What to produce: Make an exact copy of the entries below.

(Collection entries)
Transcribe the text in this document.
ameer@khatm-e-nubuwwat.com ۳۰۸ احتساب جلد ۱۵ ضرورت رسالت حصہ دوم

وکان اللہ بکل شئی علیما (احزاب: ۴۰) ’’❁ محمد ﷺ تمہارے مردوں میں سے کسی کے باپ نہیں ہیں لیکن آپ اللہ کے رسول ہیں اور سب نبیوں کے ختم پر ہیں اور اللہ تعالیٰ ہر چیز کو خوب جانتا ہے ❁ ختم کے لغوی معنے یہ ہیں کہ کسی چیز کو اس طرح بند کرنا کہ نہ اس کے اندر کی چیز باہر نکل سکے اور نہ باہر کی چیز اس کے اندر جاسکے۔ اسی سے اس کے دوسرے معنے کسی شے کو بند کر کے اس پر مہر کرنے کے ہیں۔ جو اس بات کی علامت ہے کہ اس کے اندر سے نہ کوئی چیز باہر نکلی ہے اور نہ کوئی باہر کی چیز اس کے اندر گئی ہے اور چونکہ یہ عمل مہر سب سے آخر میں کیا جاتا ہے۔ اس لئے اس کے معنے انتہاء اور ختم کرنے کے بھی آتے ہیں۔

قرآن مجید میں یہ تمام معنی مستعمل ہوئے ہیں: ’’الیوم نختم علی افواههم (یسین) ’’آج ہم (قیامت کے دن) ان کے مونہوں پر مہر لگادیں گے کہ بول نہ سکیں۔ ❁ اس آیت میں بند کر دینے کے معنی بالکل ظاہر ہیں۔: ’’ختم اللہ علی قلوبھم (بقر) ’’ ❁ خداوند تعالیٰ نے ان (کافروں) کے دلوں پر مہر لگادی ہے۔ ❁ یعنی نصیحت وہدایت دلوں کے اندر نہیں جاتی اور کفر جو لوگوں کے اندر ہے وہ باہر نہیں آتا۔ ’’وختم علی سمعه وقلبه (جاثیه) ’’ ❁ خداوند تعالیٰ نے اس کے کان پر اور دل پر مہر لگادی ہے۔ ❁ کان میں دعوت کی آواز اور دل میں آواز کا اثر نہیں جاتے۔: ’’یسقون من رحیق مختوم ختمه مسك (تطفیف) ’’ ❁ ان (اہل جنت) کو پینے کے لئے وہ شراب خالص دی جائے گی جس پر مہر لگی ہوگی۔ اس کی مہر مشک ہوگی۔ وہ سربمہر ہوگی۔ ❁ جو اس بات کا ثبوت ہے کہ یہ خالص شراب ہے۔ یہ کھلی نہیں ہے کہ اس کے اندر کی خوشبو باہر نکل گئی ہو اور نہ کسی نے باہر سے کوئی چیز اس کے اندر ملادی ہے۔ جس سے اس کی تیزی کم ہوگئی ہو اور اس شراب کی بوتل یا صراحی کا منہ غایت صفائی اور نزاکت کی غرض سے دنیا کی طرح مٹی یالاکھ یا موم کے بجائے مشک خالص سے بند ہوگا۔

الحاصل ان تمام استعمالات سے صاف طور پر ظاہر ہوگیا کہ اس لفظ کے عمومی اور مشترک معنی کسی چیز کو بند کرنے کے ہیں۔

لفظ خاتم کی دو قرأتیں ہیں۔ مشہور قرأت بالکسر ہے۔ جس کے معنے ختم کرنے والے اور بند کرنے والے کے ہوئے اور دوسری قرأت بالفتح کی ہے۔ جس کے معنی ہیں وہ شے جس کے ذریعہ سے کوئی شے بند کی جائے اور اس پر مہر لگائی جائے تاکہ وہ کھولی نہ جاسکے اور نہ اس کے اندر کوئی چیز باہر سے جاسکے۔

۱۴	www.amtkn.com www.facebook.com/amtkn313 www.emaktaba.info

Task answer:
Transcribe the text in this document.
ameer@khatm-e-nubuwwat.com ۳۰۸ احتساب جلد ۱۵ ضرورت رسالت حصہ دوم

وکان اللہ بکل شئی علیما (احزاب: ۴۰) ’’❁ محمد ﷺ تمہارے مردوں میں سے کسی کے باپ نہیں ہیں لیکن آپ اللہ کے رسول ہیں اور سب نبیوں کے ختم پر ہیں اور اللہ تعالیٰ ہر چیز کو خوب جانتا ہے ❁ ختم کے لغوی معنے یہ ہیں کہ کسی چیز کو اس طرح بند کرنا کہ نہ اس کے اندر کی چیز باہر نکل سکے اور نہ باہر کی چیز اس کے اندر جاسکے۔ اسی سے اس کے دوسرے معنے کسی شے کو بند کر کے اس پر مہر کرنے کے ہیں۔ جو اس بات کی علامت ہے کہ اس کے اندر سے نہ کوئی چیز باہر نکلی ہے اور نہ کوئی باہر کی چیز اس کے اندر گئی ہے اور چونکہ یہ عمل مہر سب سے آخر میں کیا جاتا ہے۔ اس لئے اس کے معنے انتہاء اور ختم کرنے کے بھی آتے ہیں۔

قرآن مجید میں یہ تمام معنی مستعمل ہوئے ہیں: ’’الیوم نختم علی افواههم (یسین) ’’آج ہم (قیامت کے دن) ان کے مونہوں پر مہر لگادیں گے کہ بول نہ سکیں۔ ❁ اس آیت میں بند کر دینے کے معنی بالکل ظاہر ہیں۔: ’’ختم اللہ علی قلوبھم (بقر) ’’ ❁ خداوند تعالیٰ نے ان (کافروں) کے دلوں پر مہر لگادی ہے۔ ❁ یعنی نصیحت وہدایت دلوں کے اندر نہیں جاتی اور کفر جو لوگوں کے اندر ہے وہ باہر نہیں آتا۔ ’’وختم علی سمعه وقلبه (جاثیه) ’’ ❁ خداوند تعالیٰ نے اس کے کان پر اور دل پر مہر لگادی ہے۔ ❁ کان میں دعوت کی آواز اور دل میں آواز کا اثر نہیں جاتے۔: ’’یسقون من رحیق مختوم ختمه مسك (تطفیف) ’’ ❁ ان (اہل جنت) کو پینے کے لئے وہ شراب خالص دی جائے گی جس پر مہر لگی ہوگی۔ اس کی مہر مشک ہوگی۔ وہ سربمہر ہوگی۔ ❁ جو اس بات کا ثبوت ہے کہ یہ خالص شراب ہے۔ یہ کھلی نہیں ہے کہ اس کے اندر کی خوشبو باہر نکل گئی ہو اور نہ کسی نے باہر سے کوئی چیز اس کے اندر ملادی ہے۔ جس سے اس کی تیزی کم ہوگئی ہو اور اس شراب کی بوتل یا صراحی کا منہ غایت صفائی اور نزاکت کی غرض سے دنیا کی طرح مٹی یالاکھ یا موم کے بجائے مشک خالص سے بند ہوگا۔

الحاصل ان تمام استعمالات سے صاف طور پر ظاہر ہوگیا کہ اس لفظ کے عمومی اور مشترک معنی کسی چیز کو بند کرنے کے ہیں۔

لفظ خاتم کی دو قرأتیں ہیں۔ مشہور قرأت بالکسر ہے۔ جس کے معنے ختم کرنے والے اور بند کرنے والے کے ہوئے اور دوسری قرأت بالفتح کی ہے۔ جس کے معنی ہیں وہ شے جس کے ذریعہ سے کوئی شے بند کی جائے اور اس پر مہر لگائی جائے تاکہ وہ کھولی نہ جاسکے اور نہ اس کے اندر کوئی چیز باہر سے جاسکے۔

۱۴	www.amtkn.com www.facebook.com/amtkn313 www.emaktaba.info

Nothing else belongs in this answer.